* [INFORMATION GIVEN]
· · · ·

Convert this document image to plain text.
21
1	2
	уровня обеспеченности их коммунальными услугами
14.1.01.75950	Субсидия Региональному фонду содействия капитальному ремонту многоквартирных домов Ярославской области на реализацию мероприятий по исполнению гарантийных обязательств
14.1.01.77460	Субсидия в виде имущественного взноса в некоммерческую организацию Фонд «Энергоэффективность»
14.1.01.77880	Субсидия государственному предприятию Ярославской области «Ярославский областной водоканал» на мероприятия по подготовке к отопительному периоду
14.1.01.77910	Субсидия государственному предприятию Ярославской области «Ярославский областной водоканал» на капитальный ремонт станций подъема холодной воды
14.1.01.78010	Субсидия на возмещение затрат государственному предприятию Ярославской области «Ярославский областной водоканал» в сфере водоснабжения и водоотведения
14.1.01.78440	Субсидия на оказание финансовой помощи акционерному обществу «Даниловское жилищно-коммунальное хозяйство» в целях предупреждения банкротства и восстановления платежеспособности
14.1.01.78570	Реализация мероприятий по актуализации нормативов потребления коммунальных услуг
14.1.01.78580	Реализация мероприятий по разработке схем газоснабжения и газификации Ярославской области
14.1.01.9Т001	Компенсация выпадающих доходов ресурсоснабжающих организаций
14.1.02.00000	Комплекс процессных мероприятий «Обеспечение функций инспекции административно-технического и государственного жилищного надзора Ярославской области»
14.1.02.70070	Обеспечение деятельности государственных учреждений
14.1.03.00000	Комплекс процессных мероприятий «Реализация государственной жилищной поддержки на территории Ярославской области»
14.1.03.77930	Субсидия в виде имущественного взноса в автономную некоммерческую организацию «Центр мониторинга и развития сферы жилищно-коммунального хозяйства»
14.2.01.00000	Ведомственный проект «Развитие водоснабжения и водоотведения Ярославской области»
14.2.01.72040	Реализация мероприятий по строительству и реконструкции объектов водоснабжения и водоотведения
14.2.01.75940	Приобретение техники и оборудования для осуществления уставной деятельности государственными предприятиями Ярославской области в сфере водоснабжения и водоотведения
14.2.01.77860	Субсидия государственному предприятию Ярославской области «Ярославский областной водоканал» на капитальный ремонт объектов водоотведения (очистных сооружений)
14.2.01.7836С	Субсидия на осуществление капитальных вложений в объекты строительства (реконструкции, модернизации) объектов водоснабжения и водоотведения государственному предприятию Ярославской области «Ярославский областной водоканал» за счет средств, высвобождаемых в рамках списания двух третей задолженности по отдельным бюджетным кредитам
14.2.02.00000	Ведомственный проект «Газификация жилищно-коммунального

· · · ·

* [WHAT THE TASK REQUIRES]
Reproduce each record exactly as it appears.

* [OUTPUT FOR THIS EXERCISE]
Convert this document image to plain text.
21
1	2
	уровня обеспеченности их коммунальными услугами
14.1.01.75950	Субсидия Региональному фонду содействия капитальному ремонту многоквартирных домов Ярославской области на реализацию мероприятий по исполнению гарантийных обязательств
14.1.01.77460	Субсидия в виде имущественного взноса в некоммерческую организацию Фонд «Энергоэффективность»
14.1.01.77880	Субсидия государственному предприятию Ярославской области «Ярославский областной водоканал» на мероприятия по подготовке к отопительному периоду
14.1.01.77910	Субсидия государственному предприятию Ярославской области «Ярославский областной водоканал» на капитальный ремонт станций подъема холодной воды
14.1.01.78010	Субсидия на возмещение затрат государственному предприятию Ярославской области «Ярославский областной водоканал» в сфере водоснабжения и водоотведения
14.1.01.78440	Субсидия на оказание финансовой помощи акционерному обществу «Даниловское жилищно-коммунальное хозяйство» в целях предупреждения банкротства и восстановления платежеспособности
14.1.01.78570	Реализация мероприятий по актуализации нормативов потребления коммунальных услуг
14.1.01.78580	Реализация мероприятий по разработке схем газоснабжения и газификации Ярославской области
14.1.01.9Т001	Компенсация выпадающих доходов ресурсоснабжающих организаций
14.1.02.00000	Комплекс процессных мероприятий «Обеспечение функций инспекции административно-технического и государственного жилищного надзора Ярославской области»
14.1.02.70070	Обеспечение деятельности государственных учреждений
14.1.03.00000	Комплекс процессных мероприятий «Реализация государственной жилищной поддержки на территории Ярославской области»
14.1.03.77930	Субсидия в виде имущественного взноса в автономную некоммерческую организацию «Центр мониторинга и развития сферы жилищно-коммунального хозяйства»
14.2.01.00000	Ведомственный проект «Развитие водоснабжения и водоотведения Ярославской области»
14.2.01.72040	Реализация мероприятий по строительству и реконструкции объектов водоснабжения и водоотведения
14.2.01.75940	Приобретение техники и оборудования для осуществления уставной деятельности государственными предприятиями Ярославской области в сфере водоснабжения и водоотведения
14.2.01.77860	Субсидия государственному предприятию Ярославской области «Ярославский областной водоканал» на капитальный ремонт объектов водоотведения (очистных сооружений)
14.2.01.7836С	Субсидия на осуществление капитальных вложений в объекты строительства (реконструкции, модернизации) объектов водоснабжения и водоотведения государственному предприятию Ярославской области «Ярославский областной водоканал» за счет средств, высвобождаемых в рамках списания двух третей задолженности по отдельным бюджетным кредитам
14.2.02.00000	Ведомственный проект «Газификация жилищно-коммунального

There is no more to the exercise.